-- START --

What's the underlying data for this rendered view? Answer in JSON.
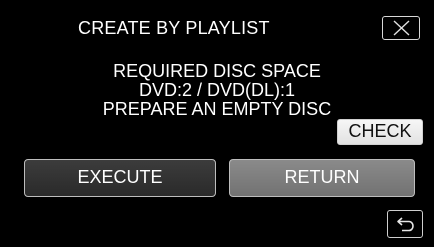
{
  "dialog": {
    "title": "CREATE BY PLAYLIST",
    "close_icon": "close-icon"
  },
  "message": {
    "line1": "REQUIRED DISC SPACE",
    "line2": "DVD:2 / DVD(DL):1",
    "line3": "PREPARE AN EMPTY DISC"
  },
  "buttons": {
    "check": "CHECK",
    "execute": "EXECUTE",
    "return": "RETURN",
    "back_icon": "back-arrow-icon"
  }
}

-- END --

• _Work to be completed_: Output the entries above exactly. Drop the pictures.

• _Written solution_:
What's the underlying data for this rendered view? Answer in JSON.
{
  "dialog": {
    "title": "CREATE BY PLAYLIST",
    "close_icon": "close-icon"
  },
  "message": {
    "line1": "REQUIRED DISC SPACE",
    "line2": "DVD:2 / DVD(DL):1",
    "line3": "PREPARE AN EMPTY DISC"
  },
  "buttons": {
    "check": "CHECK",
    "execute": "EXECUTE",
    "return": "RETURN",
    "back_icon": "back-arrow-icon"
  }
}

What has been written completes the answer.